## Records

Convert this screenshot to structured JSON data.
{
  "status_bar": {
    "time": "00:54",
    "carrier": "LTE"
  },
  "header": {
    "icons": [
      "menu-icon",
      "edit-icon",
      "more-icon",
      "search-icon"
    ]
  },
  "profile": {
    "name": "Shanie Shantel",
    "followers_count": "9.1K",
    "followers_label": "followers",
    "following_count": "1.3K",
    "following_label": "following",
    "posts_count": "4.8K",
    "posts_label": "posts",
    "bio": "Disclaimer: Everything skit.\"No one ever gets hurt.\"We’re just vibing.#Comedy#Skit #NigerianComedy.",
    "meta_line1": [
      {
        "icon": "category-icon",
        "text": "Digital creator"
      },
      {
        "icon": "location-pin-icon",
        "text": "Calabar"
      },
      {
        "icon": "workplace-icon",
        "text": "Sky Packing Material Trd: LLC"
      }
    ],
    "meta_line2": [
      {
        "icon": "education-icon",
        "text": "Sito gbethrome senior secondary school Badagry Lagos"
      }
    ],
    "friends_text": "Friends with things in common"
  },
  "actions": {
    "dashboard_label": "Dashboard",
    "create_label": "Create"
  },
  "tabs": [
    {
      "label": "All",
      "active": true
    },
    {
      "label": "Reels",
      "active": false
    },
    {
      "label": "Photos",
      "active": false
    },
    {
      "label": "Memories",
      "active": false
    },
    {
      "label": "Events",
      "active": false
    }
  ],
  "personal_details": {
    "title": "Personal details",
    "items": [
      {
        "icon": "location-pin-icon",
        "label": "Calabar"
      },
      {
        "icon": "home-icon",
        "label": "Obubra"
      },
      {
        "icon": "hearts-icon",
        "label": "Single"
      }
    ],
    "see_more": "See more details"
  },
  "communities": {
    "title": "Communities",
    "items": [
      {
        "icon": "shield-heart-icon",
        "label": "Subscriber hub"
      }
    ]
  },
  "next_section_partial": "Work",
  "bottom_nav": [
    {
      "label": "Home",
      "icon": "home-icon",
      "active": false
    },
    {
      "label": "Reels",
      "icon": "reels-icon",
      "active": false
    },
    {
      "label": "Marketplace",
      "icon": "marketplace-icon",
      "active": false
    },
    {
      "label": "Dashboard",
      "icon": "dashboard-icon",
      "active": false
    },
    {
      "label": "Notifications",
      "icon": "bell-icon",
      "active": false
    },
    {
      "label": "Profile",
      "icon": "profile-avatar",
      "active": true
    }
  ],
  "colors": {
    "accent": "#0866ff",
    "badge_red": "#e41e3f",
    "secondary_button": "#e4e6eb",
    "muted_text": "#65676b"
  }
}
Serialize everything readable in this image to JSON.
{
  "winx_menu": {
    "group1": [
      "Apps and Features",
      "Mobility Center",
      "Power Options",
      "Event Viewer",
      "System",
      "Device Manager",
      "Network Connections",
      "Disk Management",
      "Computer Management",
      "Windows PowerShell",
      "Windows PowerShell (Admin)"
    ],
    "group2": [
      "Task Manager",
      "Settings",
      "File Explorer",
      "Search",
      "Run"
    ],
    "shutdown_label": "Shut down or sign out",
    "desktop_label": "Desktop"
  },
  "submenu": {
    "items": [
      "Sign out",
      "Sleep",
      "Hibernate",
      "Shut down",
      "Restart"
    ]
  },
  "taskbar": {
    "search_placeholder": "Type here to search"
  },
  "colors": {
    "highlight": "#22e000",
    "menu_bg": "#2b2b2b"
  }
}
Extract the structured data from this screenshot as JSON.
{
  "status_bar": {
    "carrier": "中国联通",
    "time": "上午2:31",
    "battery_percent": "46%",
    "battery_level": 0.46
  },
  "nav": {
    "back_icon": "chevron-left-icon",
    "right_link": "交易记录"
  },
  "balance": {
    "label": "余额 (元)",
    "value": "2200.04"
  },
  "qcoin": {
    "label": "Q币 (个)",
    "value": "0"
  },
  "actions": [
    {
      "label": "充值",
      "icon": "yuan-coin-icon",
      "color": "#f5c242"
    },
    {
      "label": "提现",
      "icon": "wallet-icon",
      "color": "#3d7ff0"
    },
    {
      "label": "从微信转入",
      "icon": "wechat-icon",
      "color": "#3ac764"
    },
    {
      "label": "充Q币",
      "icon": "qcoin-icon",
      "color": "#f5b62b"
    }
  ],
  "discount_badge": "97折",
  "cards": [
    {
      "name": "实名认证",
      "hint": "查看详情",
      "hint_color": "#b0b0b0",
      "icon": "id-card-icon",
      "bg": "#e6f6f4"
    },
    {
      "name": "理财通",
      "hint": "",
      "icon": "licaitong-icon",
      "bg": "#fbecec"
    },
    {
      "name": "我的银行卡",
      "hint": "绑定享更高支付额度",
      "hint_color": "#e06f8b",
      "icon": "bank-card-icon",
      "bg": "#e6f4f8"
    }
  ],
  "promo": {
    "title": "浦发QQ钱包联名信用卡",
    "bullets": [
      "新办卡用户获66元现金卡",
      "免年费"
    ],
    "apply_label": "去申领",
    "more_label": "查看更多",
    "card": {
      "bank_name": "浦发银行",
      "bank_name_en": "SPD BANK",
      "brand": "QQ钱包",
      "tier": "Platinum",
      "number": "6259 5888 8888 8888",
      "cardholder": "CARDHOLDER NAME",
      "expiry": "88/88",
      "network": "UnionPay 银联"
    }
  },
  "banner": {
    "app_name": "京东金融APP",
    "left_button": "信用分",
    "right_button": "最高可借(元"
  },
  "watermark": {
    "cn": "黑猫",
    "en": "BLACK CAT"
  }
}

## Work required
Provide an exact reproduction of all the entries shown above.

## Right answer
Convert this screenshot to structured JSON data.
{
  "status_bar": {
    "time": "00:54",
    "carrier": "LTE"
  },
  "header": {
    "icons": [
      "menu-icon",
      "edit-icon",
      "more-icon",
      "search-icon"
    ]
  },
  "profile": {
    "name": "Shanie Shantel",
    "followers_count": "9.1K",
    "followers_label": "followers",
    "following_count": "1.3K",
    "following_label": "following",
    "posts_count": "4.8K",
    "posts_label": "posts",
    "bio": "Disclaimer: Everything skit.\"No one ever gets hurt.\"We’re just vibing.#Comedy#Skit #NigerianComedy.",
    "meta_line1": [
      {
        "icon": "category-icon",
        "text": "Digital creator"
      },
      {
        "icon": "location-pin-icon",
        "text": "Calabar"
      },
      {
        "icon": "workplace-icon",
        "text": "Sky Packing Material Trd: LLC"
      }
    ],
    "meta_line2": [
      {
        "icon": "education-icon",
        "text": "Sito gbethrome senior secondary school Badagry Lagos"
      }
    ],
    "friends_text": "Friends with things in common"
  },
  "actions": {
    "dashboard_label": "Dashboard",
    "create_label": "Create"
  },
  "tabs": [
    {
      "label": "All",
      "active": true
    },
    {
      "label": "Reels",
      "active": false
    },
    {
      "label": "Photos",
      "active": false
    },
    {
      "label": "Memories",
      "active": false
    },
    {
      "label": "Events",
      "active": false
    }
  ],
  "personal_details": {
    "title": "Personal details",
    "items": [
      {
        "icon": "location-pin-icon",
        "label": "Calabar"
      },
      {
        "icon": "home-icon",
        "label": "Obubra"
      },
      {
        "icon": "hearts-icon",
        "label": "Single"
      }
    ],
    "see_more": "See more details"
  },
  "communities": {
    "title": "Communities",
    "items": [
      {
        "icon": "shield-heart-icon",
        "label": "Subscriber hub"
      }
    ]
  },
  "next_section_partial": "Work",
  "bottom_nav": [
    {
      "label": "Home",
      "icon": "home-icon",
      "active": false
    },
    {
      "label": "Reels",
      "icon": "reels-icon",
      "active": false
    },
    {
      "label": "Marketplace",
      "icon": "marketplace-icon",
      "active": false
    },
    {
      "label": "Dashboard",
      "icon": "dashboard-icon",
      "active": false
    },
    {
      "label": "Notifications",
      "icon": "bell-icon",
      "active": false
    },
    {
      "label": "Profile",
      "icon": "profile-avatar",
      "active": true
    }
  ],
  "colors": {
    "accent": "#0866ff",
    "badge_red": "#e41e3f",
    "secondary_button": "#e4e6eb",
    "muted_text": "#65676b"
  }
}
Serialize everything readable in this image to JSON.
{
  "winx_menu": {
    "group1": [
      "Apps and Features",
      "Mobility Center",
      "Power Options",
      "Event Viewer",
      "System",
      "Device Manager",
      "Network Connections",
      "Disk Management",
      "Computer Management",
      "Windows PowerShell",
      "Windows PowerShell (Admin)"
    ],
    "group2": [
      "Task Manager",
      "Settings",
      "File Explorer",
      "Search",
      "Run"
    ],
    "shutdown_label": "Shut down or sign out",
    "desktop_label": "Desktop"
  },
  "submenu": {
    "items": [
      "Sign out",
      "Sleep",
      "Hibernate",
      "Shut down",
      "Restart"
    ]
  },
  "taskbar": {
    "search_placeholder": "Type here to search"
  },
  "colors": {
    "highlight": "#22e000",
    "menu_bg": "#2b2b2b"
  }
}
Extract the structured data from this screenshot as JSON.
{
  "status_bar": {
    "carrier": "中国联通",
    "time": "上午2:31",
    "battery_percent": "46%",
    "battery_level": 0.46
  },
  "nav": {
    "back_icon": "chevron-left-icon",
    "right_link": "交易记录"
  },
  "balance": {
    "label": "余额 (元)",
    "value": "2200.04"
  },
  "qcoin": {
    "label": "Q币 (个)",
    "value": "0"
  },
  "actions": [
    {
      "label": "充值",
      "icon": "yuan-coin-icon",
      "color": "#f5c242"
    },
    {
      "label": "提现",
      "icon": "wallet-icon",
      "color": "#3d7ff0"
    },
    {
      "label": "从微信转入",
      "icon": "wechat-icon",
      "color": "#3ac764"
    },
    {
      "label": "充Q币",
      "icon": "qcoin-icon",
      "color": "#f5b62b"
    }
  ],
  "discount_badge": "97折",
  "cards": [
    {
      "name": "实名认证",
      "hint": "查看详情",
      "hint_color": "#b0b0b0",
      "icon": "id-card-icon",
      "bg": "#e6f6f4"
    },
    {
      "name": "理财通",
      "hint": "",
      "icon": "licaitong-icon",
      "bg": "#fbecec"
    },
    {
      "name": "我的银行卡",
      "hint": "绑定享更高支付额度",
      "hint_color": "#e06f8b",
      "icon": "bank-card-icon",
      "bg": "#e6f4f8"
    }
  ],
  "promo": {
    "title": "浦发QQ钱包联名信用卡",
    "bullets": [
      "新办卡用户获66元现金卡",
      "免年费"
    ],
    "apply_label": "去申领",
    "more_label": "查看更多",
    "card": {
      "bank_name": "浦发银行",
      "bank_name_en": "SPD BANK",
      "brand": "QQ钱包",
      "tier": "Platinum",
      "number": "6259 5888 8888 8888",
      "cardholder": "CARDHOLDER NAME",
      "expiry": "88/88",
      "network": "UnionPay 银联"
    }
  },
  "banner": {
    "app_name": "京东金融APP",
    "left_button": "信用分",
    "right_button": "最高可借(元"
  },
  "watermark": {
    "cn": "黑猫",
    "en": "BLACK CAT"
  }
}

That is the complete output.